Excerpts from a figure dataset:
━━━━━━━━━━━━━━━━━━━━━━━━━━━━━━

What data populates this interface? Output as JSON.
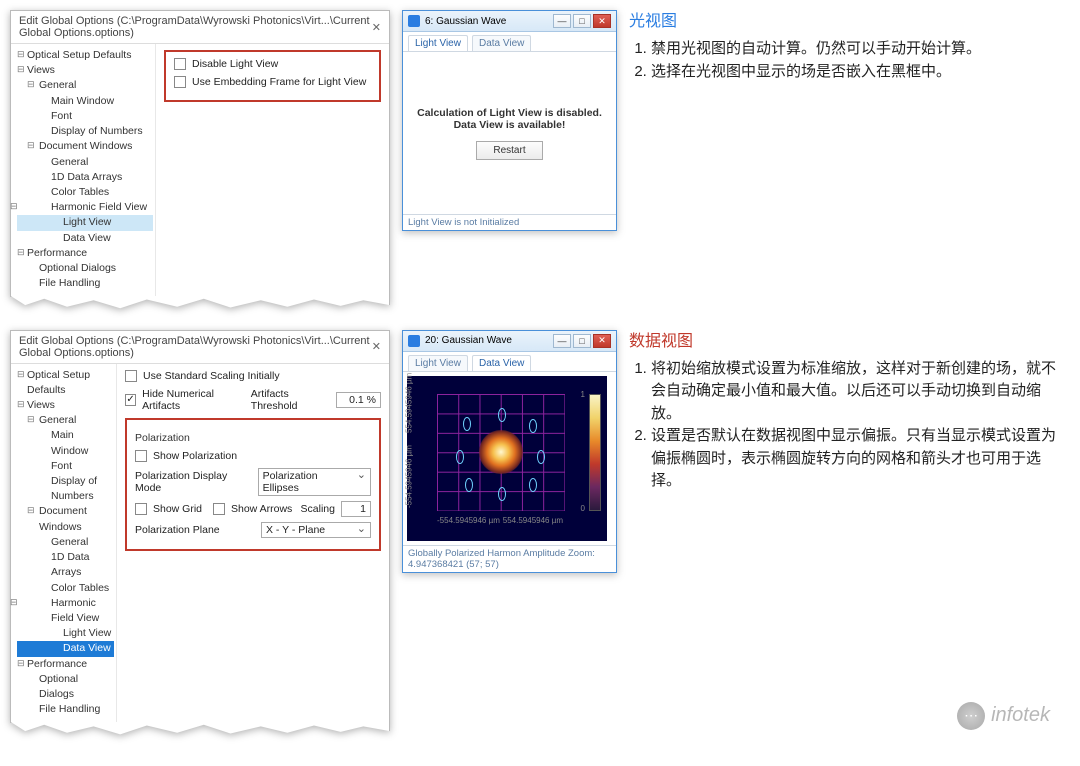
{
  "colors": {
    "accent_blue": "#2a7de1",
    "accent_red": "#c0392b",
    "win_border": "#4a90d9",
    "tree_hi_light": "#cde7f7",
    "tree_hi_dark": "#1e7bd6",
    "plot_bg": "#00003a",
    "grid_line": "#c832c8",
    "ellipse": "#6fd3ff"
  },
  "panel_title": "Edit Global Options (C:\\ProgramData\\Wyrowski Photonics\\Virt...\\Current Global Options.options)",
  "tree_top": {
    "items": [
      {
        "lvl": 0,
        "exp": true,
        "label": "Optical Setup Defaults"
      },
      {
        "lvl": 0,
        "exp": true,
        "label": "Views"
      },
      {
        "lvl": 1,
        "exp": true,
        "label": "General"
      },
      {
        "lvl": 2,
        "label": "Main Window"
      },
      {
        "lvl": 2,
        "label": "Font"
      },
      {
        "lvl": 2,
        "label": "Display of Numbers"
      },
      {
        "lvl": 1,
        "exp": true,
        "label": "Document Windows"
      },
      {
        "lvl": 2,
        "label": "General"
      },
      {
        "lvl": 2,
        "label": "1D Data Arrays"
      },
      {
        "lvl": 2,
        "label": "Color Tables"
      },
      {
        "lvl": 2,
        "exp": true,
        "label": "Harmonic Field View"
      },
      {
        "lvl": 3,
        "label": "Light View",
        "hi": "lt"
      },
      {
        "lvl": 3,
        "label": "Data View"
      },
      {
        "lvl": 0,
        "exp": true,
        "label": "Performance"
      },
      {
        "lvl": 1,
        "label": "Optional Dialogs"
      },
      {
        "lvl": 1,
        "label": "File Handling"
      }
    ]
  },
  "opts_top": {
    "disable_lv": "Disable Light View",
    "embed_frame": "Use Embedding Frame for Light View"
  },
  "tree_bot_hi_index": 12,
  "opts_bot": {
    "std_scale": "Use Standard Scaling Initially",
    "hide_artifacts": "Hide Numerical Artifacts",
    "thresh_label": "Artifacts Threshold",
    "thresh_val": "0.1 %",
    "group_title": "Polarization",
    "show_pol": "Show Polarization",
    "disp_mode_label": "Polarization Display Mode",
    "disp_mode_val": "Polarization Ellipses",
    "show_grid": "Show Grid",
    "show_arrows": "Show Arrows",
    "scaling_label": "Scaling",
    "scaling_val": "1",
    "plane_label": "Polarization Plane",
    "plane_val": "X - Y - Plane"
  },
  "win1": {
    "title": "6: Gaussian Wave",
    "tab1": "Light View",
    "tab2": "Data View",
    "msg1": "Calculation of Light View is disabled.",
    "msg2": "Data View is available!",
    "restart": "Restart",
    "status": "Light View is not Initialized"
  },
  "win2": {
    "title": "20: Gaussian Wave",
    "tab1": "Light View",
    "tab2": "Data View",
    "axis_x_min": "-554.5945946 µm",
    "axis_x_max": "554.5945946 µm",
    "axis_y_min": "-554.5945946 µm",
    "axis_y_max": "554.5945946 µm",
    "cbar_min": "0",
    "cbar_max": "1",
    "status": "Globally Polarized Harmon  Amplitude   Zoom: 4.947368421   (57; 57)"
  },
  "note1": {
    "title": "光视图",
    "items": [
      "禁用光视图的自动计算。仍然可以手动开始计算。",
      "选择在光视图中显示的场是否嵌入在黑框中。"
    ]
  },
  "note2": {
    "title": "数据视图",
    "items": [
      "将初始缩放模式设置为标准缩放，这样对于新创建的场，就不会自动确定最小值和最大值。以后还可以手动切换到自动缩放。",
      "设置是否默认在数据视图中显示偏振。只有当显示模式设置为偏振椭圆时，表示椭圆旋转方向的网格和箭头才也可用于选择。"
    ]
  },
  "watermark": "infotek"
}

━━━━━━━━━━━━━━━━━━━━━━━━━━━━━━

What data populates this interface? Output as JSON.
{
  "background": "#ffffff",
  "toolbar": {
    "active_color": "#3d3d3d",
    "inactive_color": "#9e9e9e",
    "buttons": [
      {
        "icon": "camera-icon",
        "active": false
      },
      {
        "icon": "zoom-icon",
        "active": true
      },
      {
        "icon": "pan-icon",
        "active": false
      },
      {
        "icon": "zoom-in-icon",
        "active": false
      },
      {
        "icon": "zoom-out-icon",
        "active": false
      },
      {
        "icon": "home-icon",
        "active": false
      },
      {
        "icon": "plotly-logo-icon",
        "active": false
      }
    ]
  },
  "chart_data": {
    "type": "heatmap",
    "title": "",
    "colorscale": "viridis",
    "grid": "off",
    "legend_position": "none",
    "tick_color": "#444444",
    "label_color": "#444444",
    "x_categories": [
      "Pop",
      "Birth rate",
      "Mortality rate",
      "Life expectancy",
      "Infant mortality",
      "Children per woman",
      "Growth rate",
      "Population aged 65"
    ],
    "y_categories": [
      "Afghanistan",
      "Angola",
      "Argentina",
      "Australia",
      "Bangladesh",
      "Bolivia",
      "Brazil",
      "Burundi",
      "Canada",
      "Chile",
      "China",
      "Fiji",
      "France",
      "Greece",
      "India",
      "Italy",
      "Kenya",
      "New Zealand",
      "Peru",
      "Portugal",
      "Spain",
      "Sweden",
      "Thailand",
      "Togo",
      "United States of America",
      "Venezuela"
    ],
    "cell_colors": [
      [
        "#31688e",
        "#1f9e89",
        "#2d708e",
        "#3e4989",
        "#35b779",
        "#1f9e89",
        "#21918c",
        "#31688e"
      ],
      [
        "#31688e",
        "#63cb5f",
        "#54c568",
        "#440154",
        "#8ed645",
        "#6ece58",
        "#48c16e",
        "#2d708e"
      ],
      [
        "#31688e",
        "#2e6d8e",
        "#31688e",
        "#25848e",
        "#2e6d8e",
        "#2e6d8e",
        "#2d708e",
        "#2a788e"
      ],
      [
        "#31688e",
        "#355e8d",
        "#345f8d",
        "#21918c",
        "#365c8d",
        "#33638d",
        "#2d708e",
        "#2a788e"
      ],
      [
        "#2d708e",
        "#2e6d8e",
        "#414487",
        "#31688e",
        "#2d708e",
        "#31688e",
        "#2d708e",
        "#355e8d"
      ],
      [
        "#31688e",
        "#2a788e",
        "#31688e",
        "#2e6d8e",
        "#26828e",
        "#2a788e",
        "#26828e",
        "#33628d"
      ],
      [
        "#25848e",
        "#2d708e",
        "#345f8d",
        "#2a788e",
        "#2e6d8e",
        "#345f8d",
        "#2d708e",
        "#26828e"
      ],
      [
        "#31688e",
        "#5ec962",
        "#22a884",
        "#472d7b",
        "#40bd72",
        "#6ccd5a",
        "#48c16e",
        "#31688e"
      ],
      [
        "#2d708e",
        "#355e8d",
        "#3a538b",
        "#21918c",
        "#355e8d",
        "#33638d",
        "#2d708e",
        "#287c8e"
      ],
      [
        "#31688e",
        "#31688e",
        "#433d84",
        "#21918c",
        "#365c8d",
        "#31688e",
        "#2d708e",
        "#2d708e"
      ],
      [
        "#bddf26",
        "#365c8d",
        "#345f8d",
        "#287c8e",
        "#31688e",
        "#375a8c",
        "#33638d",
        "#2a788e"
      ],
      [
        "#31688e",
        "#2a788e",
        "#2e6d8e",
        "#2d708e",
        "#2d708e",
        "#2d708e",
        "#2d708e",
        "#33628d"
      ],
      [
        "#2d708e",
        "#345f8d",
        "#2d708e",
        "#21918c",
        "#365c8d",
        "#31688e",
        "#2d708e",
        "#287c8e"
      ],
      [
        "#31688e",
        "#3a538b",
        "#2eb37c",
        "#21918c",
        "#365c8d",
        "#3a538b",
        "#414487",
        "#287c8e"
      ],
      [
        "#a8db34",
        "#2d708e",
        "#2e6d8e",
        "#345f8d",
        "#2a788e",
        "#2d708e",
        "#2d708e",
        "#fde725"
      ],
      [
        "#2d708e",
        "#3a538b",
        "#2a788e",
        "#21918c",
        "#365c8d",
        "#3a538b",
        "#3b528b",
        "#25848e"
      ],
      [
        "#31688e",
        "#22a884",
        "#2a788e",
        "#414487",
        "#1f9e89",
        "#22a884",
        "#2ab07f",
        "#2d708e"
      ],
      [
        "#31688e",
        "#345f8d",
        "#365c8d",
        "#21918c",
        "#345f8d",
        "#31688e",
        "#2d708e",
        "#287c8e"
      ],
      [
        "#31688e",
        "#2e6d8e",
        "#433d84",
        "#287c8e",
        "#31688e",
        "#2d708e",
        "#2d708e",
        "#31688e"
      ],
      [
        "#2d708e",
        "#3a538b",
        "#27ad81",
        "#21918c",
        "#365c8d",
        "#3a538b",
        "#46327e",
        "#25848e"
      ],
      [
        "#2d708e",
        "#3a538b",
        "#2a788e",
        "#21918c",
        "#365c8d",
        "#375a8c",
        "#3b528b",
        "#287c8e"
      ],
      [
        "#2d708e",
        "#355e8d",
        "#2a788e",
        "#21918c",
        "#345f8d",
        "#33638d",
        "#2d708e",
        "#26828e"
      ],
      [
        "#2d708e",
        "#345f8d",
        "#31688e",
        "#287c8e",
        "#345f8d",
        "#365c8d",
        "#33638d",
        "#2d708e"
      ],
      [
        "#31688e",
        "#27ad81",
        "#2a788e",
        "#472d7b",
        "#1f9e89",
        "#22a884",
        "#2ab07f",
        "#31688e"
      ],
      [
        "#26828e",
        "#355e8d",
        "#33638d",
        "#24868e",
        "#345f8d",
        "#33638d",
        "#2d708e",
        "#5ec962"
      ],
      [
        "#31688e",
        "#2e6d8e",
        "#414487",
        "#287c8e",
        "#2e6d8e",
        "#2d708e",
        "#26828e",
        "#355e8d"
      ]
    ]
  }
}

━━━━━━━━━━━━━━━━━━━━━━━━━━━━━━

» WRITTEN TASK: Identify and copy lines that hold the string "Display".

» EXERCISE ANSWER:
        "label": "Display of Numbers"
    "disp_mode_label": "Polarization Display Mode",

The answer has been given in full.